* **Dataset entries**
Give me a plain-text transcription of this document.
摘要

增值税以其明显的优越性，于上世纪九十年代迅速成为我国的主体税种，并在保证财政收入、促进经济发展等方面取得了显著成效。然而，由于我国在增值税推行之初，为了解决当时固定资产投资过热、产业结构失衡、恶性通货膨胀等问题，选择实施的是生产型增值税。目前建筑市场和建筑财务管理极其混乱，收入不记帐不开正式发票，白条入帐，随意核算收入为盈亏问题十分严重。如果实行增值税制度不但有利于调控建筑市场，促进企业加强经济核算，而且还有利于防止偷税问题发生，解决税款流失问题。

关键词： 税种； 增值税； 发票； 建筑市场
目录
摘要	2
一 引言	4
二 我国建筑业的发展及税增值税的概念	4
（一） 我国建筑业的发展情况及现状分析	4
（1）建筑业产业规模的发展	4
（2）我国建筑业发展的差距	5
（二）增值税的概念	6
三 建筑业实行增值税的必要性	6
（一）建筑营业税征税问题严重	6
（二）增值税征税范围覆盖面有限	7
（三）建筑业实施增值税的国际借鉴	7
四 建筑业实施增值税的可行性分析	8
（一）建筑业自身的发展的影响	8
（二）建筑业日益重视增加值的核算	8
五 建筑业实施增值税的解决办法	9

...

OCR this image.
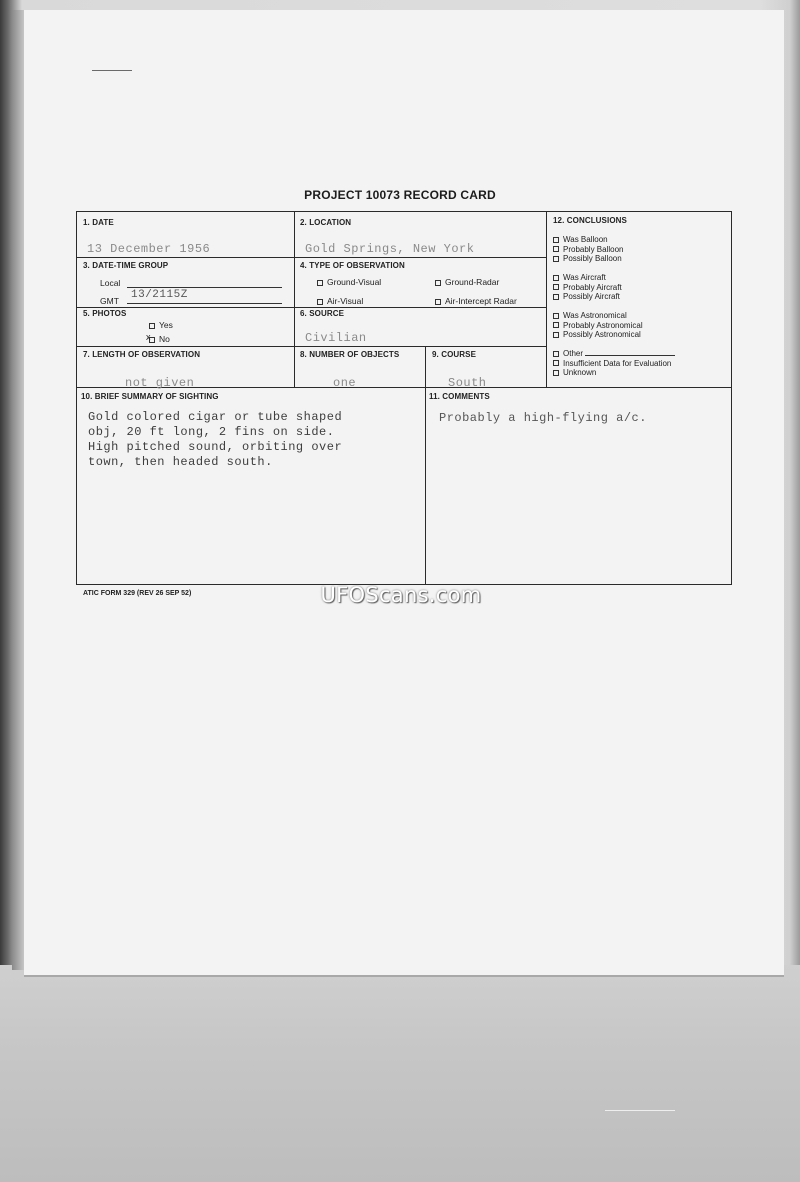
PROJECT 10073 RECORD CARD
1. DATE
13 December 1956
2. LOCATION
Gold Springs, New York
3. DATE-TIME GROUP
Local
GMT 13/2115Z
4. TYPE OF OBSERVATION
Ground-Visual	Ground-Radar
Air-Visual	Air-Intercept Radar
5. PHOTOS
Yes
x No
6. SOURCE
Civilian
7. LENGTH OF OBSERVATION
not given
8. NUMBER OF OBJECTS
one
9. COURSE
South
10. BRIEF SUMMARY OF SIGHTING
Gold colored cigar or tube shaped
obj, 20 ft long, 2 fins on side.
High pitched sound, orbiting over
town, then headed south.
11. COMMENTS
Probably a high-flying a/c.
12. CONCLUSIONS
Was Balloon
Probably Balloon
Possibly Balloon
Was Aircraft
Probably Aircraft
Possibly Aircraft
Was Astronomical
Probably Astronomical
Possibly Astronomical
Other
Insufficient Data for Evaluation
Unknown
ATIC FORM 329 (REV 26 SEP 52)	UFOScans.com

* **Exercise requirements**
Write down the number of lines where the word "Astronomical" appears, and nothing further.

* **Expected answer**
3